• _Given instruction_: Images are not part of the copy; write out the rest of the data exactly as given.

• _Records shown_:
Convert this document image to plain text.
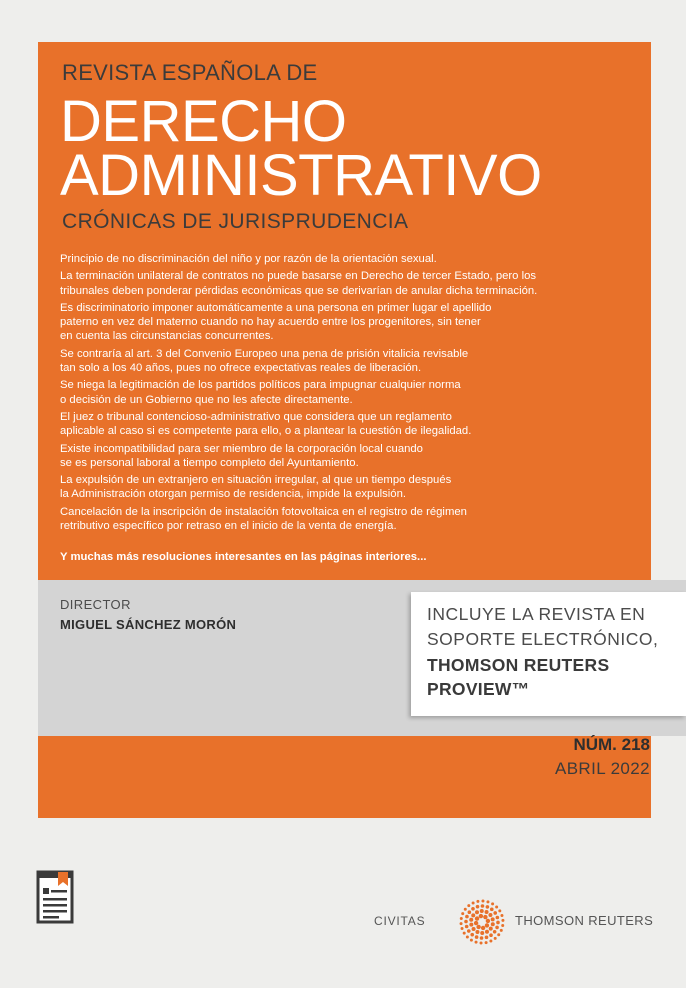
REVISTA ESPAÑOLA DE
DERECHO
ADMINISTRATIVO
CRÓNICAS DE JURISPRUDENCIA
Principio de no discriminación del niño y por razón de la orientación sexual.
La terminación unilateral de contratos no puede basarse en Derecho de tercer Estado, pero los
tribunales deben ponderar pérdidas económicas que se derivarían de anular dicha terminación.
Es discriminatorio imponer automáticamente a una persona en primer lugar el apellido
paterno en vez del materno cuando no hay acuerdo entre los progenitores, sin tener
en cuenta las circunstancias concurrentes.
Se contraría al art. 3 del Convenio Europeo una pena de prisión vitalicia revisable
tan solo a los 40 años, pues no ofrece expectativas reales de liberación.
Se niega la legitimación de los partidos políticos para impugnar cualquier norma
o decisión de un Gobierno que no les afecte directamente.
El juez o tribunal contencioso-administrativo que considera que un reglamento
aplicable al caso si es competente para ello, o a plantear la cuestión de ilegalidad.
Existe incompatibilidad para ser miembro de la corporación local cuando
se es personal laboral a tiempo completo del Ayuntamiento.
La expulsión de un extranjero en situación irregular, al que un tiempo después
la Administración otorgan permiso de residencia, impide la expulsión.
Cancelación de la inscripción de instalación fotovoltaica en el registro de régimen
retributivo específico por retraso en el inicio de la venta de energía.
Y muchas más resoluciones interesantes en las páginas interiores...
DIRECTOR
MIGUEL SÁNCHEZ MORÓN
INCLUYE LA REVISTA EN
SOPORTE ELECTRÓNICO,
THOMSON REUTERS
PROVIEW™
NÚM. 218
ABRIL 2022
CIVITAS	THOMSON REUTERS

• _Answer for this exercise_:
Convert this document image to plain text.
REVISTA ESPAÑOLA DE
DERECHO
ADMINISTRATIVO
CRÓNICAS DE JURISPRUDENCIA
Principio de no discriminación del niño y por razón de la orientación sexual.
La terminación unilateral de contratos no puede basarse en Derecho de tercer Estado, pero los
tribunales deben ponderar pérdidas económicas que se derivarían de anular dicha terminación.
Es discriminatorio imponer automáticamente a una persona en primer lugar el apellido
paterno en vez del materno cuando no hay acuerdo entre los progenitores, sin tener
en cuenta las circunstancias concurrentes.
Se contraría al art. 3 del Convenio Europeo una pena de prisión vitalicia revisable
tan solo a los 40 años, pues no ofrece expectativas reales de liberación.
Se niega la legitimación de los partidos políticos para impugnar cualquier norma
o decisión de un Gobierno que no les afecte directamente.
El juez o tribunal contencioso-administrativo que considera que un reglamento
aplicable al caso si es competente para ello, o a plantear la cuestión de ilegalidad.
Existe incompatibilidad para ser miembro de la corporación local cuando
se es personal laboral a tiempo completo del Ayuntamiento.
La expulsión de un extranjero en situación irregular, al que un tiempo después
la Administración otorgan permiso de residencia, impide la expulsión.
Cancelación de la inscripción de instalación fotovoltaica en el registro de régimen
retributivo específico por retraso en el inicio de la venta de energía.
Y muchas más resoluciones interesantes en las páginas interiores...
DIRECTOR
MIGUEL SÁNCHEZ MORÓN
INCLUYE LA REVISTA EN
SOPORTE ELECTRÓNICO,
THOMSON REUTERS
PROVIEW™
NÚM. 218
ABRIL 2022
CIVITAS	THOMSON REUTERS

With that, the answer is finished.